Mickael prescrit à la chaîne du subutex. Le bouche à oreille, la facilité d'accéder à lui à toute heure de la nuit en font un gros prescripteur dont son cousin pharmacien honore les ordonnances. Si Mickael se voile la face en se réfugiant derrière une rhétorique militante, son cousin a une vision beaucoup plus terre à terre de son activité. Sa motivation c'est l'appât du gain et il illustre bien les dérives possibles quand la réponse à un problème sanitaire de cette ampleur et aussi sensible est laissée à la seule appréciation d'hommes isolés dont les motivations peuvent poser problème à un moment ou un autre. Dès lors, ceux qui sont censés contribuer à la solution du problème deviennent les acteurs d'une amplification de ce problème.
Dans un tel contexte, la demande dépasse très rapidement l'offre et la violence devient maîtresse du jeu. Médecin de nuit, sans être à proprement parler un documentaire, montre avec précision et pertinence la montée en puissance du dévoiement de la réponse individuelle au problème.
La consommation de drogues doit être regardée comme le développement d'une maladie que ceux qui en sont frappés ne peuvent surmonter par leur seule volonté. Ils ont besoin de soins et ceux-ci nécessitent la mise en place de protocoles pertinents et de structures sanitaires adaptées. Ces réponses ne souffrent pas la stigmatisation et les discours sécuritaires démagogiques et à l'emporte-pièce.
Les salles de shoot, officiellement salles de consommation à moindre risque (SCMR) sont une des réponses. Elles permettent aux malades de l'addiction de se droguer dans des conditions sanitaires optimales. Leur proximité avec une structure hospitalière permet une assistance rapide et, surtout, le contact régulier, peut-être même suivi, avec des soignants qualifiés. Il y a quelques décennies déjà, la Hollande avait été pionnière dans ce domaine, non sans succès malgré les cris d'orfraie de ceux qui préfèreront toujours la stigmatisation à la recherche de solutions véritables et satisfaisantes.
Si la question de la réponse à la toxicomanie vient immédiatement à l'esprit en voyant le film, il en est une autre, toute aussi centrale. La médecine de nuit est une médecine de l'urgence qui met les praticiens à rude épreuve. Plus solitaire que celle pratiquée dans les services urgentistes des hôpitaux, elle en est plus stressante et certainement plus lourde de conséquences sur l'équilibre personnel et la vie familiale.

▶ [CONSIGNE 1]: D'après le texte sur le film Médecin de nuit, quelle est la motivation du cousin pharmacien de Mickael ?
▶ [CONSIGNE 2]: Indiquez si chacune des affirmations suivantes concorde avec le texte sur le film Médecin de nuit, en répondant par oui ou par non et en citant les mots décisifs du texte. (a) Les salles de shoot sont proches d'une structure hospitalière. (b) Médecin de nuit est présenté comme un documentaire au sens strict. (c) La médecine de nuit est décrite comme moins solitaire que celle des services urgentistes des hôpitaux.
▶ [CONSIGNE 3]: Reproduisez sans aucune modification le passage du texte sur le film Médecin de nuit allant de « La consommation de » jusqu'à « et à l'emporte-pièce. » inclus.
Les entrées ne sont pas nécessaires ici.

▶ [Entrées issues d'un jeu de données]:
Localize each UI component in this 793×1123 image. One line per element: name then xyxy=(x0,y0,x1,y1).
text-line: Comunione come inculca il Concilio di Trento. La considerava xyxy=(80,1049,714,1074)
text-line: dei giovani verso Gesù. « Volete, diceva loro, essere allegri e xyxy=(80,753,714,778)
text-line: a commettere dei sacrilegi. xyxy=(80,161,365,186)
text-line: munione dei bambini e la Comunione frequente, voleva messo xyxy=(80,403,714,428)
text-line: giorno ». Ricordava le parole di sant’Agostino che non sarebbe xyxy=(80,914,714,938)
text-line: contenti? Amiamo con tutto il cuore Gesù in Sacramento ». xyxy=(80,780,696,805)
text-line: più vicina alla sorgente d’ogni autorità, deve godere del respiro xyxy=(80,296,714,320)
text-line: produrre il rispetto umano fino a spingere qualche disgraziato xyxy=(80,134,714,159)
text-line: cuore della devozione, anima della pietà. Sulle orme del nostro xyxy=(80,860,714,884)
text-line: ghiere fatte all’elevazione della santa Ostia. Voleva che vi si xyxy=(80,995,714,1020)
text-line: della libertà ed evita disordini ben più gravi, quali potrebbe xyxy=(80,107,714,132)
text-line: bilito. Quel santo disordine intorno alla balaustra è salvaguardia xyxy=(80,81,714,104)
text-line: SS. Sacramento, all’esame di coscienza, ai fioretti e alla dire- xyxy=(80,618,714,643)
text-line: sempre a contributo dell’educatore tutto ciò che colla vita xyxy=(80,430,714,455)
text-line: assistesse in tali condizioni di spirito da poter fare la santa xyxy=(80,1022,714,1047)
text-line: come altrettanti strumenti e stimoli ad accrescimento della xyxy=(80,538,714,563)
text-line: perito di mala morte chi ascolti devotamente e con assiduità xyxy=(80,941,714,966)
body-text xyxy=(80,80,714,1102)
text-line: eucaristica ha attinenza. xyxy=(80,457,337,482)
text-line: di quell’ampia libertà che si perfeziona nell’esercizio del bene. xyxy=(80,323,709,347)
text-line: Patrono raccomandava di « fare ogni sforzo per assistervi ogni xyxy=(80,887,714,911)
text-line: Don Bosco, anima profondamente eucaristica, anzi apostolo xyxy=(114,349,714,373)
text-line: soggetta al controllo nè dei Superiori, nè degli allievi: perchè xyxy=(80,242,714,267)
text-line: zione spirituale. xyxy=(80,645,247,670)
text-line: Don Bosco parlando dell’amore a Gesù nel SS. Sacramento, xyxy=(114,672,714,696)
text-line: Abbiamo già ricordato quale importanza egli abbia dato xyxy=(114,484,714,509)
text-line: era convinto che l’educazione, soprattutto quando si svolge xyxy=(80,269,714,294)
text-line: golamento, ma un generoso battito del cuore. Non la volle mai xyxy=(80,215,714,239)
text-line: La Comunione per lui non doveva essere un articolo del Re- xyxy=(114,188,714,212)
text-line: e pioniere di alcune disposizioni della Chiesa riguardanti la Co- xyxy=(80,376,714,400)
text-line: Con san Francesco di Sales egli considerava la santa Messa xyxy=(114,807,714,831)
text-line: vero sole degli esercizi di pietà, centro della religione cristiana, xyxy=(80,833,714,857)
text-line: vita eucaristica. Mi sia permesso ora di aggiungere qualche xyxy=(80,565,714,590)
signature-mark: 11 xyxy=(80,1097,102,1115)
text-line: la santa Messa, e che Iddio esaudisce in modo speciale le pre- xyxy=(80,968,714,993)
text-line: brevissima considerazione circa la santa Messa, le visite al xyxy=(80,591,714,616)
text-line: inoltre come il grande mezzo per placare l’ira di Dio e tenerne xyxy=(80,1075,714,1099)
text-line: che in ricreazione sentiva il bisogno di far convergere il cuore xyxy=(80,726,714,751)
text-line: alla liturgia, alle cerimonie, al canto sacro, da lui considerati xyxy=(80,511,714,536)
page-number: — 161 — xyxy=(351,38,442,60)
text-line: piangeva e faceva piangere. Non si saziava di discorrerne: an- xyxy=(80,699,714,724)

▶ [RÉSULTAT 1]: L'appât du gain.

▶ [RÉSULTAT 2]:
(a) Oui : « Leur proximité avec une structure hospitalière permet une assistance rapide ».
(b) Non : « sans être à proprement parler un documentaire ».
(c) Non : « Plus solitaire que celle pratiquée dans les services urgentistes des hôpitaux ».

▶ [RÉSULTAT 3]:
La consommation de drogues doit être regardée comme le développement d'une maladie que ceux qui en sont frappés ne peuvent surmonter par leur seule volonté. Ils ont besoin de soins et ceux-ci nécessitent la mise en place de protocoles pertinents et de structures sanitaires adaptées. Ces réponses ne souffrent pas la stigmatisation et les discours sécuritaires démagogiques et à l'emporte-pièce.